• **THE REQUEST**:
Give the data below again, word for word.

[Raw records]
|---|

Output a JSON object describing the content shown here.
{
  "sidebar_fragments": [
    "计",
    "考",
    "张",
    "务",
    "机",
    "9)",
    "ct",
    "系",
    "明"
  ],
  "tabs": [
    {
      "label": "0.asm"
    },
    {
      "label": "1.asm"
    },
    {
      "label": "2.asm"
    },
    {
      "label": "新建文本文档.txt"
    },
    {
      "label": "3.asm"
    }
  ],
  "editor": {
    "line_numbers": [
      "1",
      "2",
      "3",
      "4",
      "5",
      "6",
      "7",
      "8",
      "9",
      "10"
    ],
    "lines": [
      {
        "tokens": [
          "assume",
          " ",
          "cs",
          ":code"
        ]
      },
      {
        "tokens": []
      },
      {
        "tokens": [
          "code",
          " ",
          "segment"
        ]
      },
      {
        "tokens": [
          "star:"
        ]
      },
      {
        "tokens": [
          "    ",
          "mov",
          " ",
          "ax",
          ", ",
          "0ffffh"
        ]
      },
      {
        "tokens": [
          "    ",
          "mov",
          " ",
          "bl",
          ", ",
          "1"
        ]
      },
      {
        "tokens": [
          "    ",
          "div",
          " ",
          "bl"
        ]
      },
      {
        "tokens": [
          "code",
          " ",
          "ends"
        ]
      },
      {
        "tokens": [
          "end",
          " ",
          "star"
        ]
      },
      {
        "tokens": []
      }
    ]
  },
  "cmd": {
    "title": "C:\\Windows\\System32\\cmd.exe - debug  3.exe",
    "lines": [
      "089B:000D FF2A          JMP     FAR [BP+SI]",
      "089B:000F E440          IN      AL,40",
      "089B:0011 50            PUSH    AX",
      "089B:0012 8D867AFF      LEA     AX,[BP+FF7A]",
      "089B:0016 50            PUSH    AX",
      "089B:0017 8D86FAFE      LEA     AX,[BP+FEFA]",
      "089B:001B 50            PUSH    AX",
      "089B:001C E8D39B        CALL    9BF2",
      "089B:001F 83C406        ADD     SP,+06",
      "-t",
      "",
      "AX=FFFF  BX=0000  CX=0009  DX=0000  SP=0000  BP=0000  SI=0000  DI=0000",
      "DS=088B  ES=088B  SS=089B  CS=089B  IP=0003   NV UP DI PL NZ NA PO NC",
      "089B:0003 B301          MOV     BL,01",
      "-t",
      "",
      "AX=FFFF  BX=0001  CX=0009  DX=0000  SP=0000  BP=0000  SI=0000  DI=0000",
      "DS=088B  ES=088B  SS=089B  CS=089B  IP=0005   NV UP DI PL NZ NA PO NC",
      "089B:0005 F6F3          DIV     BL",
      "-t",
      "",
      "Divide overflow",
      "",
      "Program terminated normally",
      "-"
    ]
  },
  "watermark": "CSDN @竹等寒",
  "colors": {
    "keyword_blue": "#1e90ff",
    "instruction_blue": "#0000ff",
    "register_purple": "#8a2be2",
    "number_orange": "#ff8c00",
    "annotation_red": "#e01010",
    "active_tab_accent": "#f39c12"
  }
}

|---|

• **EXPECTED ANSWER**:
Output a JSON object describing the content shown here.
{
  "sidebar_fragments": [
    "计",
    "考",
    "张",
    "务",
    "机",
    "9)",
    "ct",
    "系",
    "明"
  ],
  "tabs": [
    {
      "label": "0.asm"
    },
    {
      "label": "1.asm"
    },
    {
      "label": "2.asm"
    },
    {
      "label": "新建文本文档.txt"
    },
    {
      "label": "3.asm"
    }
  ],
  "editor": {
    "line_numbers": [
      "1",
      "2",
      "3",
      "4",
      "5",
      "6",
      "7",
      "8",
      "9",
      "10"
    ],
    "lines": [
      {
        "tokens": [
          "assume",
          " ",
          "cs",
          ":code"
        ]
      },
      {
        "tokens": []
      },
      {
        "tokens": [
          "code",
          " ",
          "segment"
        ]
      },
      {
        "tokens": [
          "star:"
        ]
      },
      {
        "tokens": [
          "    ",
          "mov",
          " ",
          "ax",
          ", ",
          "0ffffh"
        ]
      },
      {
        "tokens": [
          "    ",
          "mov",
          " ",
          "bl",
          ", ",
          "1"
        ]
      },
      {
        "tokens": [
          "    ",
          "div",
          " ",
          "bl"
        ]
      },
      {
        "tokens": [
          "code",
          " ",
          "ends"
        ]
      },
      {
        "tokens": [
          "end",
          " ",
          "star"
        ]
      },
      {
        "tokens": []
      }
    ]
  },
  "cmd": {
    "title": "C:\\Windows\\System32\\cmd.exe - debug  3.exe",
    "lines": [
      "089B:000D FF2A          JMP     FAR [BP+SI]",
      "089B:000F E440          IN      AL,40",
      "089B:0011 50            PUSH    AX",
      "089B:0012 8D867AFF      LEA     AX,[BP+FF7A]",
      "089B:0016 50            PUSH    AX",
      "089B:0017 8D86FAFE      LEA     AX,[BP+FEFA]",
      "089B:001B 50            PUSH    AX",
      "089B:001C E8D39B        CALL    9BF2",
      "089B:001F 83C406        ADD     SP,+06",
      "-t",
      "",
      "AX=FFFF  BX=0000  CX=0009  DX=0000  SP=0000  BP=0000  SI=0000  DI=0000",
      "DS=088B  ES=088B  SS=089B  CS=089B  IP=0003   NV UP DI PL NZ NA PO NC",
      "089B:0003 B301          MOV     BL,01",
      "-t",
      "",
      "AX=FFFF  BX=0001  CX=0009  DX=0000  SP=0000  BP=0000  SI=0000  DI=0000",
      "DS=088B  ES=088B  SS=089B  CS=089B  IP=0005   NV UP DI PL NZ NA PO NC",
      "089B:0005 F6F3          DIV     BL",
      "-t",
      "",
      "Divide overflow",
      "",
      "Program terminated normally",
      "-"
    ]
  },
  "watermark": "CSDN @竹等寒",
  "colors": {
    "keyword_blue": "#1e90ff",
    "instruction_blue": "#0000ff",
    "register_purple": "#8a2be2",
    "number_orange": "#ff8c00",
    "annotation_red": "#e01010",
    "active_tab_accent": "#f39c12"
  }
}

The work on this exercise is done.